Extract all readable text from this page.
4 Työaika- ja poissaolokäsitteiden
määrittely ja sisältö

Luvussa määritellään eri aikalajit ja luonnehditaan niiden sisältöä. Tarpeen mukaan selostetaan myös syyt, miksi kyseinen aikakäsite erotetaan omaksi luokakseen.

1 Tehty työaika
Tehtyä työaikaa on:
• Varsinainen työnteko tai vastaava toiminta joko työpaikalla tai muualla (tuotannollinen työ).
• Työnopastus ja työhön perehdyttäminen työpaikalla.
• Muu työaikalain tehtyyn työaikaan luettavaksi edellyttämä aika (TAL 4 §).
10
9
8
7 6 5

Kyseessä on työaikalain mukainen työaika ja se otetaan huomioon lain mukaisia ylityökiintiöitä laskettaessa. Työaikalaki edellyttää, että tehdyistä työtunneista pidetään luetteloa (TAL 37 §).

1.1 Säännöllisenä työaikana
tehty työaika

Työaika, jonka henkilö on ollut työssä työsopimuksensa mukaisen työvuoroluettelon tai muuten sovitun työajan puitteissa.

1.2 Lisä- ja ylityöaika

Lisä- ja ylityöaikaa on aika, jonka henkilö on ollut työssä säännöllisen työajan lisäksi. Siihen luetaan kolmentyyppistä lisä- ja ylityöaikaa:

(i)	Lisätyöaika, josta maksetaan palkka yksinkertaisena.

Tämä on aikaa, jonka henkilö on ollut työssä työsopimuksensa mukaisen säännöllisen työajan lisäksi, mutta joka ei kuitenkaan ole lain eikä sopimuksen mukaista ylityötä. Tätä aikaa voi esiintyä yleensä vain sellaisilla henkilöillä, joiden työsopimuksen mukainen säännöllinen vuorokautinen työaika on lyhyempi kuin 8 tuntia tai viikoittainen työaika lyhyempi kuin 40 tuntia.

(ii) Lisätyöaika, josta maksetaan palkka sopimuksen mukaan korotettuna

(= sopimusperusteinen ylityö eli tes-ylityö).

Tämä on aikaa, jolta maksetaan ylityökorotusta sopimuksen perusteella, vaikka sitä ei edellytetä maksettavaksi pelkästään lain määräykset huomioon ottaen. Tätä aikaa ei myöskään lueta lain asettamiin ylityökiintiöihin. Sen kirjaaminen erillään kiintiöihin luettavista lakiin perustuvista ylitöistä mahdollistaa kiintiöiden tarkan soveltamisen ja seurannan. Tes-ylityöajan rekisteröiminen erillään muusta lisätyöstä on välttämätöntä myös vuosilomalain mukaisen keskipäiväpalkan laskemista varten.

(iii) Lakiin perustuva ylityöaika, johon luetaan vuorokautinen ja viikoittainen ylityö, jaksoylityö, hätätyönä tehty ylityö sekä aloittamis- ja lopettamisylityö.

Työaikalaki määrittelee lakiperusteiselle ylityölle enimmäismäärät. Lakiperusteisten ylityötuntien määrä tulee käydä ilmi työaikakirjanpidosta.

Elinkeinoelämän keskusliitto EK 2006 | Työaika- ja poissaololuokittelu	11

--- Task description ---
Go through the records and print each one exactly.

--- Reply ---
Extract all readable text from this page.
4 Työaika- ja poissaolokäsitteiden
määrittely ja sisältö

Luvussa määritellään eri aikalajit ja luonnehditaan niiden sisältöä. Tarpeen mukaan selostetaan myös syyt, miksi kyseinen aikakäsite erotetaan omaksi luokakseen.

1 Tehty työaika
Tehtyä työaikaa on:
• Varsinainen työnteko tai vastaava toiminta joko työpaikalla tai muualla (tuotannollinen työ).
• Työnopastus ja työhön perehdyttäminen työpaikalla.
• Muu työaikalain tehtyyn työaikaan luettavaksi edellyttämä aika (TAL 4 §).
10
9
8
7 6 5

Kyseessä on työaikalain mukainen työaika ja se otetaan huomioon lain mukaisia ylityökiintiöitä laskettaessa. Työaikalaki edellyttää, että tehdyistä työtunneista pidetään luetteloa (TAL 37 §).

1.1 Säännöllisenä työaikana
tehty työaika

Työaika, jonka henkilö on ollut työssä työsopimuksensa mukaisen työvuoroluettelon tai muuten sovitun työajan puitteissa.

1.2 Lisä- ja ylityöaika

Lisä- ja ylityöaikaa on aika, jonka henkilö on ollut työssä säännöllisen työajan lisäksi. Siihen luetaan kolmentyyppistä lisä- ja ylityöaikaa:

(i)	Lisätyöaika, josta maksetaan palkka yksinkertaisena.

Tämä on aikaa, jonka henkilö on ollut työssä työsopimuksensa mukaisen säännöllisen työajan lisäksi, mutta joka ei kuitenkaan ole lain eikä sopimuksen mukaista ylityötä. Tätä aikaa voi esiintyä yleensä vain sellaisilla henkilöillä, joiden työsopimuksen mukainen säännöllinen vuorokautinen työaika on lyhyempi kuin 8 tuntia tai viikoittainen työaika lyhyempi kuin 40 tuntia.

(ii) Lisätyöaika, josta maksetaan palkka sopimuksen mukaan korotettuna

(= sopimusperusteinen ylityö eli tes-ylityö).

Tämä on aikaa, jolta maksetaan ylityökorotusta sopimuksen perusteella, vaikka sitä ei edellytetä maksettavaksi pelkästään lain määräykset huomioon ottaen. Tätä aikaa ei myöskään lueta lain asettamiin ylityökiintiöihin. Sen kirjaaminen erillään kiintiöihin luettavista lakiin perustuvista ylitöistä mahdollistaa kiintiöiden tarkan soveltamisen ja seurannan. Tes-ylityöajan rekisteröiminen erillään muusta lisätyöstä on välttämätöntä myös vuosilomalain mukaisen keskipäiväpalkan laskemista varten.

(iii) Lakiin perustuva ylityöaika, johon luetaan vuorokautinen ja viikoittainen ylityö, jaksoylityö, hätätyönä tehty ylityö sekä aloittamis- ja lopettamisylityö.

Työaikalaki määrittelee lakiperusteiselle ylityölle enimmäismäärät. Lakiperusteisten ylityötuntien määrä tulee käydä ilmi työaikakirjanpidosta.

Elinkeinoelämän keskusliitto EK 2006 | Työaika- ja poissaololuokittelu	11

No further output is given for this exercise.